------ Record list ------
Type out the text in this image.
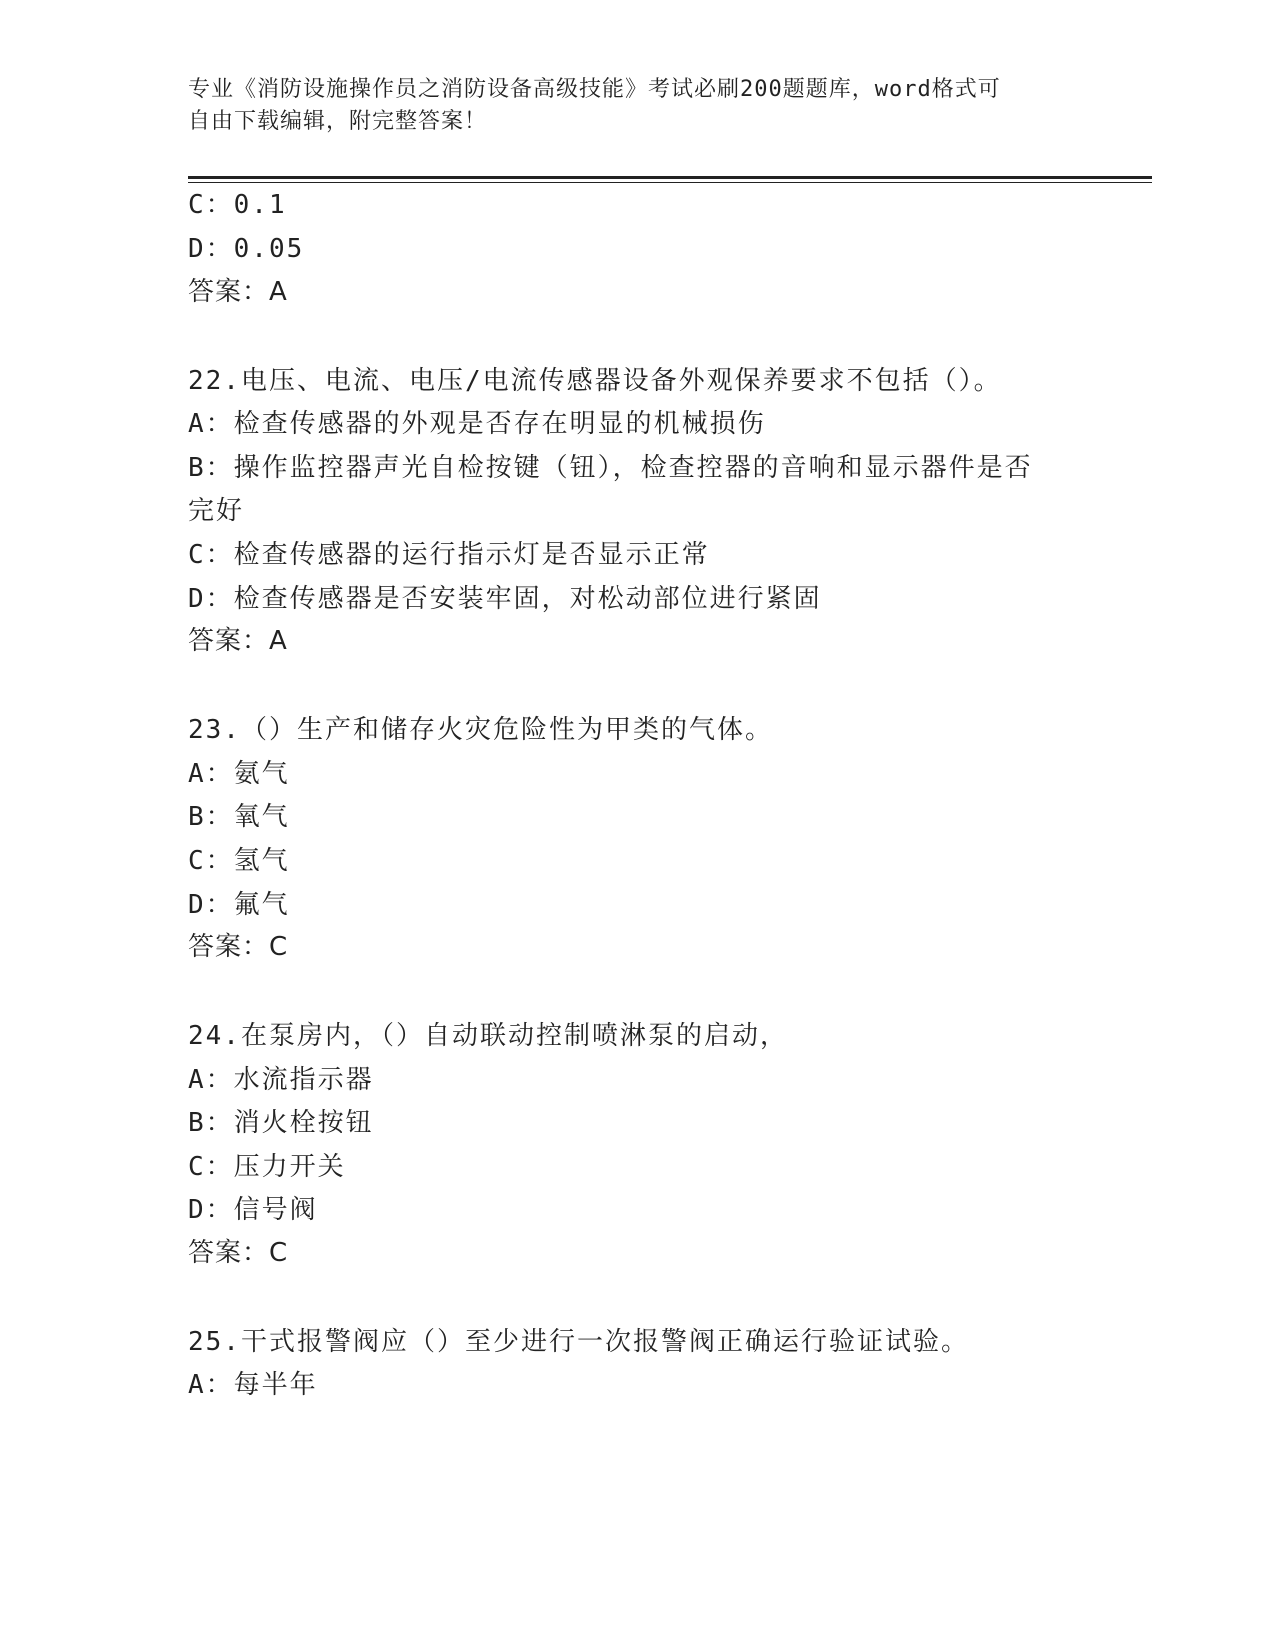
专业《消防设施操作员之消防设备高级技能》考试必刷200题题库，word格式可
自由下载编辑，附完整答案！
C：0.1
D：0.05
答案：A
22.电压、电流、电压/电流传感器设备外观保养要求不包括（）。
A：检查传感器的外观是否存在明显的机械损伤
B：操作监控器声光自检按键（钮），检查控器的音响和显示器件是否
完好
C：检查传感器的运行指示灯是否显示正常
D：检查传感器是否安装牢固，对松动部位进行紧固
答案：A
23.（）生产和储存火灾危险性为甲类的气体。
A：氨气
B：氧气
C：氢气
D：氟气
答案：C
24.在泵房内，（）自动联动控制喷淋泵的启动，
A：水流指示器
B：消火栓按钮
C：压力开关
D：信号阀
答案：C
25.干式报警阀应（）至少进行一次报警阀正确运行验证试验。
A：每半年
------
> _Exercise instructions_
Copy the entries exactly. Leave out the images.

> _Result of the task_
Type out the text in this image.
专业《消防设施操作员之消防设备高级技能》考试必刷200题题库，word格式可
自由下载编辑，附完整答案！
C：0.1
D：0.05
答案：A
22.电压、电流、电压/电流传感器设备外观保养要求不包括（）。
A：检查传感器的外观是否存在明显的机械损伤
B：操作监控器声光自检按键（钮），检查控器的音响和显示器件是否
完好
C：检查传感器的运行指示灯是否显示正常
D：检查传感器是否安装牢固，对松动部位进行紧固
答案：A
23.（）生产和储存火灾危险性为甲类的气体。
A：氨气
B：氧气
C：氢气
D：氟气
答案：C
24.在泵房内，（）自动联动控制喷淋泵的启动，
A：水流指示器
B：消火栓按钮
C：压力开关
D：信号阀
答案：C
25.干式报警阀应（）至少进行一次报警阀正确运行验证试验。
A：每半年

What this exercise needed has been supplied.